- _Description of the task_
Tally every line of the listing below that holds "View", then give the tally alone.

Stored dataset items
-.-.-

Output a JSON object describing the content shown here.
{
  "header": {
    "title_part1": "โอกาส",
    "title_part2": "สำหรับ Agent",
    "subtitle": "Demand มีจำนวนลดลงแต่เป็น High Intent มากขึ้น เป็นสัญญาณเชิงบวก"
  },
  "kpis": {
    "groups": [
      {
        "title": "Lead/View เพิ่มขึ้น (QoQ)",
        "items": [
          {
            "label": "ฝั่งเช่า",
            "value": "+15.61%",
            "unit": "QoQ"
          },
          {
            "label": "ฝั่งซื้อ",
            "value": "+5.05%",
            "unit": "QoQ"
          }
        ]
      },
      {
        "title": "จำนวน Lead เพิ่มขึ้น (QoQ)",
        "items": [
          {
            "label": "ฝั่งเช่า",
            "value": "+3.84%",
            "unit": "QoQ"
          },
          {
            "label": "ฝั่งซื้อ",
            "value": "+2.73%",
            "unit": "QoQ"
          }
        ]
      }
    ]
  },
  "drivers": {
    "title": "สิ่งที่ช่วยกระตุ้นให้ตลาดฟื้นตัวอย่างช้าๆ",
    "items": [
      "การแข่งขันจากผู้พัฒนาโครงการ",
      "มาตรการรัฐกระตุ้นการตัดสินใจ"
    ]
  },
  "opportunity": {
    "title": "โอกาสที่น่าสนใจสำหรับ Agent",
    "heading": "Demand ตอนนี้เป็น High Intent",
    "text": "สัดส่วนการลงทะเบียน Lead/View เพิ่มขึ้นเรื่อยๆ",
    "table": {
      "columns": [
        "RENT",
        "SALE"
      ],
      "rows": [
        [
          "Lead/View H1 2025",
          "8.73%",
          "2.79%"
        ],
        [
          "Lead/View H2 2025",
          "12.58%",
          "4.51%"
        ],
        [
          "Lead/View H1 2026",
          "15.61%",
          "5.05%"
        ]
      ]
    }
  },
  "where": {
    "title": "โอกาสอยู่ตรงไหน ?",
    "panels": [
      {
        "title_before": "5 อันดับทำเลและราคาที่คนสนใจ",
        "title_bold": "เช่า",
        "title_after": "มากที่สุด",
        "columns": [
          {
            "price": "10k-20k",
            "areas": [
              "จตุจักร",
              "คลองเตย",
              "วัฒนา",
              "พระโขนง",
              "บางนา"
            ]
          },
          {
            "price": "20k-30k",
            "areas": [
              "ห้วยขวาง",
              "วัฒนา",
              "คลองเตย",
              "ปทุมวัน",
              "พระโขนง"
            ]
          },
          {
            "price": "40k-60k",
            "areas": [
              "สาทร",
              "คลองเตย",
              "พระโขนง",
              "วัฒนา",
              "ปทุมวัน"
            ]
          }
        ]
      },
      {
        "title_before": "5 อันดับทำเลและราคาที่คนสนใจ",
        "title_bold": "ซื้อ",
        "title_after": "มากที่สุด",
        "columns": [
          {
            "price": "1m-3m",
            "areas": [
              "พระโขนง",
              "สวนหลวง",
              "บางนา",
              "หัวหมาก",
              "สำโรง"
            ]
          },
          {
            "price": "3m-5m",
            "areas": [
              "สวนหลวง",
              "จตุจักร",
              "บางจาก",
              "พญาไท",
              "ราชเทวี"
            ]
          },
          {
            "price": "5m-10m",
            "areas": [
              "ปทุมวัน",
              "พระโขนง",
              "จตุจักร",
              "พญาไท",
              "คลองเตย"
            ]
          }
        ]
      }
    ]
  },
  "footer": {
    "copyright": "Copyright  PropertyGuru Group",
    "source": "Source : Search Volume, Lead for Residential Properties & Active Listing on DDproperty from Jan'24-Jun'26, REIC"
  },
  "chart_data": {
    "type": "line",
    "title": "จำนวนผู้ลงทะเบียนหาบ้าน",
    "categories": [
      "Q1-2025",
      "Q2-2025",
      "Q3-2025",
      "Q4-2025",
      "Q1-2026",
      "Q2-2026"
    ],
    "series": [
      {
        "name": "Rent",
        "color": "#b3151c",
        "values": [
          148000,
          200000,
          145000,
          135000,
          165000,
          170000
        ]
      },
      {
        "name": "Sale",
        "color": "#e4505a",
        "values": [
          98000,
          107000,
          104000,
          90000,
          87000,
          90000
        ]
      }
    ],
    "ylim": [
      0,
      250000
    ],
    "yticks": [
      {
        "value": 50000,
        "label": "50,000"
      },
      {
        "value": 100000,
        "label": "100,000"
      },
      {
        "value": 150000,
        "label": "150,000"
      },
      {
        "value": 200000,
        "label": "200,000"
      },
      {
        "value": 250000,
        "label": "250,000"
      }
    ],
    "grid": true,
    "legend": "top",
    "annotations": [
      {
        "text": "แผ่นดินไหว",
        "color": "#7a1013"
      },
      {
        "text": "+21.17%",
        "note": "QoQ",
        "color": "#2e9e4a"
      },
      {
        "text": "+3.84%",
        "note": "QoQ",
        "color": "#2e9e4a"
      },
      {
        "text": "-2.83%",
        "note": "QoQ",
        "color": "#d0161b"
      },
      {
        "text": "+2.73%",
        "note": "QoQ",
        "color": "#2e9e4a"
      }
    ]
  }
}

-.-.-

- _Exercise output_
5